*TEXT SHOWN*
------------------------
This competitive mysticism meant that Kobe became a model for an infinite list of professional athletes, even outside basketball.
The reason is that professional sportspeople notice someone who interprets sport as a craft. For them it is a craft. It means that you think about the game 24 hours a day, and it is a difficult thing to do. So many lads would have the gifts but do not have this type of mindset. In a certain way you have to be predisposed to being like this, but at the same time you have to work on it, a great deal. You have to toil.

For Kobe was it more satisfaction or a self-inflicted sentence?
50 and 50. Certainly a sentence, but he chose to be sentenced. So the two things coincide. On top of that it is a completely atypical, anomalous story, in the sense that he grows up in Italy and when he arrives at high school, where the African Americans speak to him in slang, he smiles and does not understand a word. He is totally devoid of African American culture, which makes him different. But he never opposed the idea of being so, despite the fact that a certain black culture attracts him. For example he tries to rap, he has a schoolmate who gives him pointers, but Kobe does not put a single street thing in his lyrics. He has only beautiful love stories.

Kobe’s Italianness is something that ended up even on the court: the use of our language so as not to be understood by the opponents.
His favourite teammate was Vujacic, who spoke a bit of Italian from having played in Udine. It happens that they speak to each other in Italian even before the two fundamental free throws against Boston (in 2010, ed.): there Kobe’s future is decided, in the balance between establishing himself as Jordan’s heir and remaining a successful loser. Kobe says to Vujacic, who is about to shoot the free throws: “If you want the ring, you have to make this one, you piece of an asshole”.

And he makes them.
In a fantastic way, as if he were on the playground. Vujacic is, after all, a super interesting figure, so much so that Phil Jackson recently called him to his home in Montana to hand him the books of his system. Of all the players he has coached, he chose precisely him. As if to say: you spread the word.

The evangelist.
Saint Sasha. Between Kobe and Vujacic there has always been a very particular bond. After all Kobe – always invited, never introduced – incredibly goes to Sasha’s birthday. At that party, in a trendy venue in Los Angeles, at a certain point Sasha, who like all Slavs is very attracted by melodic Italian, asks to put on Marina: a track by one Rocco Granata from 1959. Vujacic told me that in that moment all the Lakers players took the plates and smashed them, with Phil Jackson who left laughing at that sort of ritual.

Who could have thought that Rocco Granata enjoyed such success on the West Coast.
Marina” is the third most famous Italian song in history, after “Volare” and “’O Sole Mio”. This is because in 1955 Italy and Germany reach an agreement between themselves for free movement, thus favouring the emigration of Italians who go to work in Germany. And “Marina” was the song of these people. Among other things I discovered that Maradona warmed up only with “Marina”.

Do you remember the first time you observed Kobe?
------------------------
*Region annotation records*
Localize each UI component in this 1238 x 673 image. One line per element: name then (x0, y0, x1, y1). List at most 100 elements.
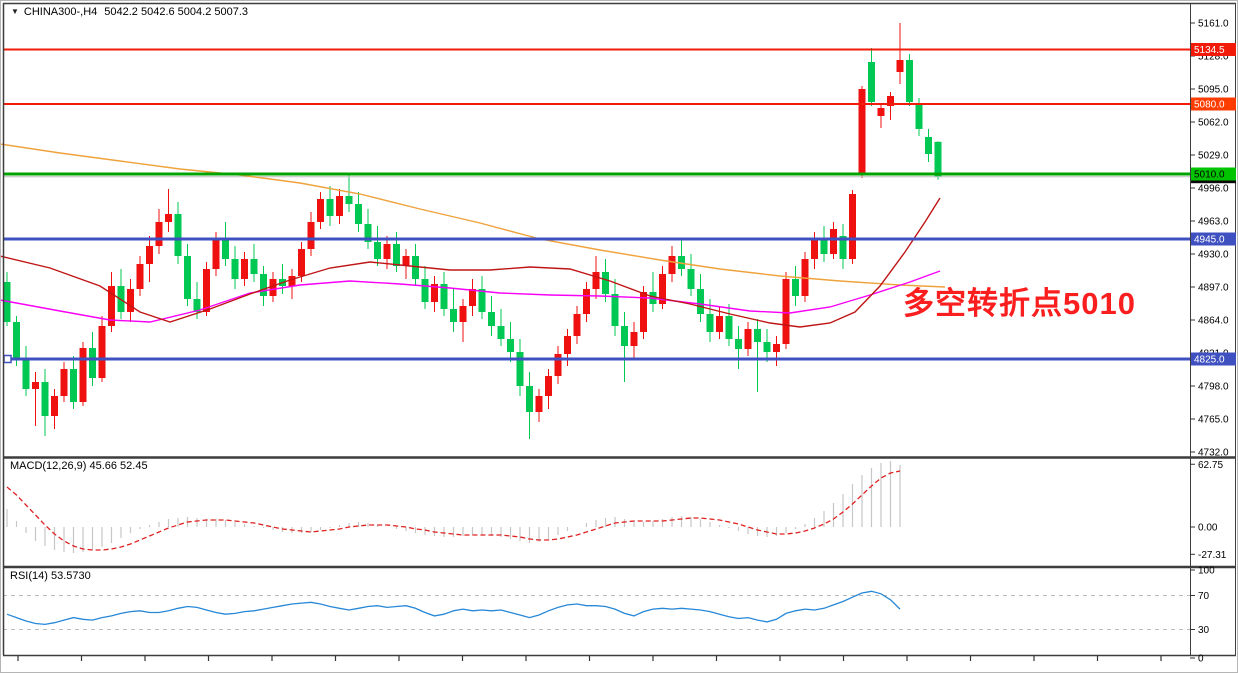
candle-down (706, 314, 714, 332)
candle-up (241, 259, 248, 279)
candle-down (222, 239, 229, 259)
candle-down (450, 309, 457, 322)
candle-up (564, 336, 571, 354)
candle-down (421, 279, 429, 302)
candle-down (355, 204, 362, 224)
scale-tick-label: 4864.0 (1198, 316, 1229, 327)
candle-down (3, 282, 11, 322)
candle-up (773, 344, 780, 352)
candle-up (744, 329, 752, 349)
candle-up (402, 256, 410, 266)
candle-up (298, 249, 305, 276)
candle-up (98, 326, 106, 378)
candle-down (89, 348, 96, 378)
candle-down (364, 224, 372, 242)
candle-down (602, 272, 609, 294)
candle-down (22, 359, 30, 389)
price-badge-label: 4825.0 (1194, 355, 1225, 366)
scale-tick-label: 5062.0 (1198, 118, 1229, 129)
scale-tick-label: 4996.0 (1198, 184, 1229, 195)
candle-down (611, 294, 619, 326)
candle-up (165, 214, 172, 222)
macd-signal-line (6, 470, 901, 551)
candle-up (545, 376, 552, 396)
scale-tick-label: -27.31 (1198, 550, 1227, 561)
candle-up (830, 229, 837, 254)
candle-down (906, 60, 913, 102)
candle-up (203, 269, 210, 312)
candle-down (250, 259, 258, 274)
candle-up (155, 222, 163, 246)
scale-tick-label: 4930.0 (1198, 250, 1229, 261)
scale-tick-label: 0 (1198, 654, 1204, 665)
candle-down (478, 289, 486, 312)
candle-down (725, 316, 733, 339)
scale-tick-label: 5095.0 (1198, 85, 1229, 96)
candle-up (573, 314, 581, 336)
candle-down (393, 244, 400, 266)
candle-up (269, 279, 277, 296)
candle-down (820, 239, 828, 254)
scale-tick-label: 70 (1198, 591, 1210, 602)
scale-tick-label: 5128.0 (1198, 52, 1229, 63)
chart-title: ▼ CHINA300-,H4 5042.2 5042.6 5004.2 5007.3 (11, 6, 248, 18)
price-badge-label: 5134.5 (1194, 45, 1225, 56)
price-badge-label: 5080.0 (1194, 100, 1225, 111)
candle-up (431, 284, 438, 302)
ma-mid-line (0, 270, 941, 323)
candle-down (174, 214, 182, 256)
candle-up (136, 264, 144, 289)
candle-down (687, 269, 695, 289)
price-annotation-text[interactable]: 多空转折点5010 (903, 286, 1136, 321)
candle-down (526, 386, 533, 412)
candle-up (127, 289, 134, 312)
scale-tick-label: 30 (1198, 625, 1210, 636)
ma-slow-line (0, 143, 946, 288)
candle-down (13, 322, 20, 359)
candle-down (41, 382, 49, 416)
candle-down (763, 342, 771, 352)
scale-tick-label: 4732.0 (1198, 448, 1229, 459)
scale-tick-label: 4963.0 (1198, 217, 1229, 228)
candle-up (554, 354, 562, 376)
candle-up (317, 199, 324, 222)
price-badge (1191, 167, 1236, 181)
candle-up (640, 292, 647, 332)
candle-down (70, 369, 77, 402)
price-badge-label: 4945.0 (1194, 235, 1225, 246)
candle-up (782, 279, 790, 344)
ma-fast-line (0, 197, 941, 328)
candle-down (184, 256, 191, 299)
candle-down (735, 339, 742, 349)
candle-up (108, 286, 115, 326)
rsi-line (6, 590, 901, 626)
candle-up (212, 239, 220, 269)
price-badge-label: 5010.0 (1194, 170, 1225, 181)
ohlc-quote-label: 5042.2 5042.6 5004.2 5007.3 (104, 6, 249, 18)
candle-up (583, 289, 590, 314)
candle-down (925, 137, 932, 154)
candle-up (716, 316, 723, 332)
candle-up (146, 246, 153, 264)
candle-down (193, 299, 201, 312)
candle-up (535, 396, 543, 412)
candle-down (697, 289, 704, 314)
candle-up (79, 348, 87, 402)
line-drag-handle[interactable] (3, 354, 12, 364)
candle-down (934, 141, 942, 177)
candle-up (288, 276, 296, 286)
candle-up (60, 369, 68, 396)
candle-down (412, 256, 419, 279)
candle-up (383, 244, 391, 259)
candle-down (915, 104, 923, 129)
collapse-arrow-icon[interactable]: ▼ (11, 7, 19, 16)
candle-up (896, 60, 904, 72)
candle-down (621, 326, 628, 346)
candle-up (51, 396, 58, 416)
symbol-period-label: CHINA300-,H4 (23, 6, 98, 18)
candle-up (877, 108, 885, 116)
candle-down (231, 259, 239, 279)
candle-up (887, 96, 894, 106)
candle-down (260, 274, 267, 296)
------------------------
*DIRECTION A*
In the interview about Kobe, what song did Vujacic ask to have played at his birthday party?
*DIRECTION B*
Could you continue the interview about Kobe from its final line?
None of the records is needed for these tasks.

*WRITTEN ANSWER A*
"Marina," a 1959 track by Rocco Granata.

*WRITTEN ANSWER B*
Flavio Tranquillo and I were supposed to commentate on his first NBA match. But he cannot resist temptations, he wants to go and play on the Venice playground, which is called The Recreation. He saw it at the cinema, in White Men Can’t Jump and in American History X. Kobe goes to dunk and hangs on the rim thinking that it is retractable, but obviously it is not. He breaks his right wrist and therefore has to miss the first part of the season. So I see him at the All Star Game of 1997. There I realised that he moved in harmony with the world, even if in that aquarium he was the latest arrival. I really had the sensation that he had something special.

And after him? Did one like him arrive?
Well, this is a problem. This compulsive obsession is not there. You see players with passion, with talent, but who do not apply themselves as he did. One name above all: someone with talent like Anthony Edwards is not remotely close to him at a mental level. There is someone who would like to, but does not have the means, and someone who would have the means, but does not have that predisposition. LeBron has an above-the-norm athleticism, and so it is an impossible message to take in. In the sense: however much you may imitate him, inside that body you do not end up.

Flavio Tranquillo sends you a message, indeed a reflection: today the NBA is populated by a star system that is no longer American-centric.
I’ll recount something about Flavio. NBA Finals, June, a restaurant in San Antonio with R.C. Buford, general manager of the Spurs. Outside it is 44 degrees, even the butterflies are sweating. In half an hour Flavio convinces Buford to choose Manu Ginobili at the Draft, of whom he has practically no notion. When they compliment him for having picked him up in the middle of the second round, Buford answers: “Just luck: if we had known he was this good, do you think we would have waited for the second round?”. Here there was Flavio’s idea of recounting to the Americans that there is another world beyond the States, even one not traditionally tied to basketball.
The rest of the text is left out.